→ **What you need to do**
Convert every line of the entries below into a Markdown table with the columns "Row" and "Line", numbering the rows in order, omitting blank lines, and leaving out the pictures.

→ **Material provided**

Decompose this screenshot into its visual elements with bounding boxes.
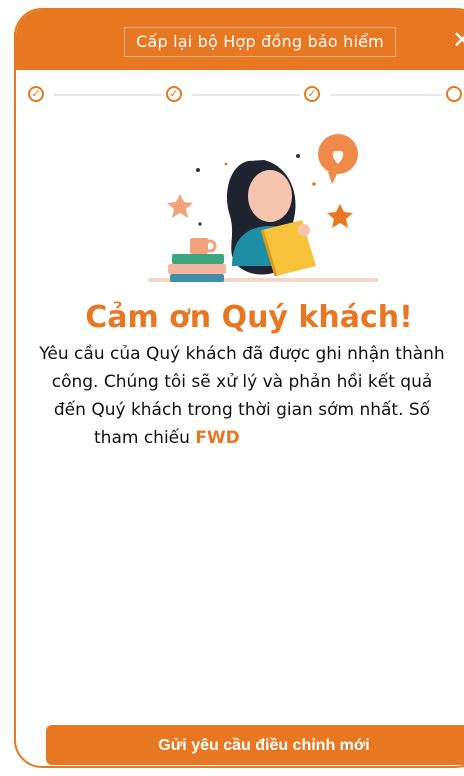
modal-frame: Cấp lại bộ Hợp đồng bảo hiểm ✕ ✓ ✓ ✓ (14, 8, 464, 768)
thank-you-heading: Cảm ơn Quý khách! (85, 300, 413, 335)
step-line (330, 94, 442, 96)
check-circle-icon: ✓ (166, 86, 182, 102)
thank-you-illustration (148, 134, 378, 282)
step-line (192, 94, 300, 96)
check-circle-icon: ✓ (304, 86, 320, 102)
confirmation-message: Yêu cầu của Quý khách đã được ghi nhận t… (32, 340, 452, 452)
reference-label: FWD (195, 428, 240, 448)
progress-stepper: ✓ ✓ ✓ (16, 70, 464, 120)
check-circle-icon: ✓ (28, 86, 44, 102)
circle-icon (446, 86, 462, 102)
close-icon[interactable]: ✕ (452, 26, 464, 54)
reference-prefix: tham chiếu (94, 428, 190, 448)
message-line: công. Chúng tôi sẽ xử lý và phản hồi kết… (51, 372, 433, 392)
message-line: Yêu cầu của Quý khách đã được ghi nhận t… (39, 344, 445, 364)
step-line (54, 94, 161, 96)
modal-header: Cấp lại bộ Hợp đồng bảo hiểm ✕ (16, 10, 464, 70)
modal-title: Cấp lại bộ Hợp đồng bảo hiểm (124, 27, 396, 57)
submit-new-request-button[interactable]: Gửi yêu cầu điều chỉnh mới (46, 725, 464, 765)
message-line: đến Quý khách trong thời gian sớm nhất. … (53, 400, 431, 420)
reference-line: tham chiếu FWD (32, 424, 452, 452)
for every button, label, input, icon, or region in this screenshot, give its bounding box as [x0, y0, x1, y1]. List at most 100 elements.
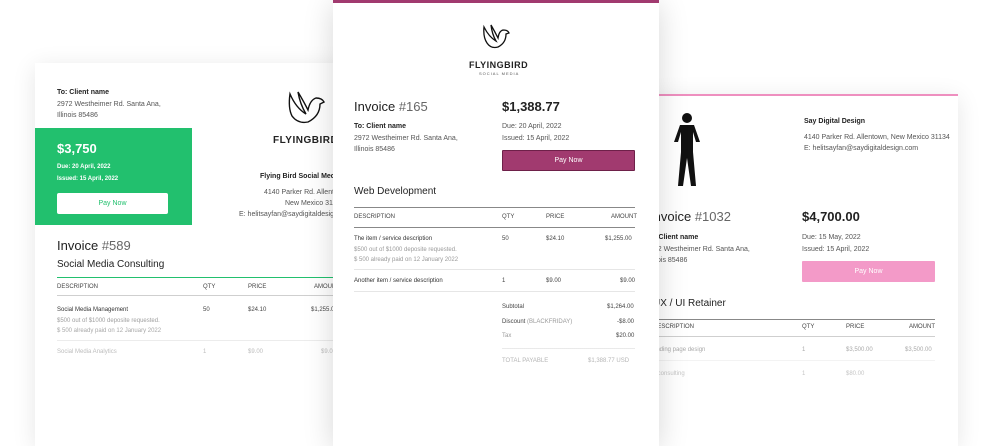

→ **Correct answer**
| Row | Line |
|---|---|
| 1 | Decompose this screenshot into its visual elements with bounding boxes. |
| 2 | modal-frame: Cấp lại bộ Hợp đồng bảo hiểm ✕ ✓ ✓ ✓ (14, 8, 464, 768) |
| 3 | thank-you-heading: Cảm ơn Quý khách! (85, 300, 413, 335) |
| 4 | step-line (330, 94, 442, 96) |
| 5 | check-circle-icon: ✓ (166, 86, 182, 102) |
| 6 | thank-you-illustration (148, 134, 378, 282) |
| 7 | step-line (192, 94, 300, 96) |
| 8 | check-circle-icon: ✓ (304, 86, 320, 102) |
| 9 | confirmation-message: Yêu cầu của Quý khách đã được ghi nhận t… (32, 340, 452, 452) |
| 10 | reference-label: FWD (195, 428, 240, 448) |
| 11 | progress-stepper: ✓ ✓ ✓ (16, 70, 464, 120) |
| 12 | check-circle-icon: ✓ (28, 86, 44, 102) |
| 13 | circle-icon (446, 86, 462, 102) |
| 14 | close-icon[interactable]: ✕ (452, 26, 464, 54) |
| 15 | reference-prefix: tham chiếu (94, 428, 190, 448) |
| 16 | message-line: công. Chúng tôi sẽ xử lý và phản hồi kết… (51, 372, 433, 392) |
| 17 | message-line: Yêu cầu của Quý khách đã được ghi nhận t… (39, 344, 445, 364) |
| 18 | step-line (54, 94, 161, 96) |
| 19 | modal-header: Cấp lại bộ Hợp đồng bảo hiểm ✕ (16, 10, 464, 70) |
| 20 | modal-title: Cấp lại bộ Hợp đồng bảo hiểm (124, 27, 396, 57) |
| 21 | submit-new-request-button[interactable]: Gửi yêu cầu điều chỉnh mới (46, 725, 464, 765) |
| 22 | message-line: đến Quý khách trong thời gian sớm nhất. … (53, 400, 431, 420) |
| 23 | reference-line: tham chiếu FWD (32, 424, 452, 452) |
| 24 | for every button, label, input, icon, or region in this screenshot, give its bounding box as [x0, y0, x1, y1]. List at most 100 elements. |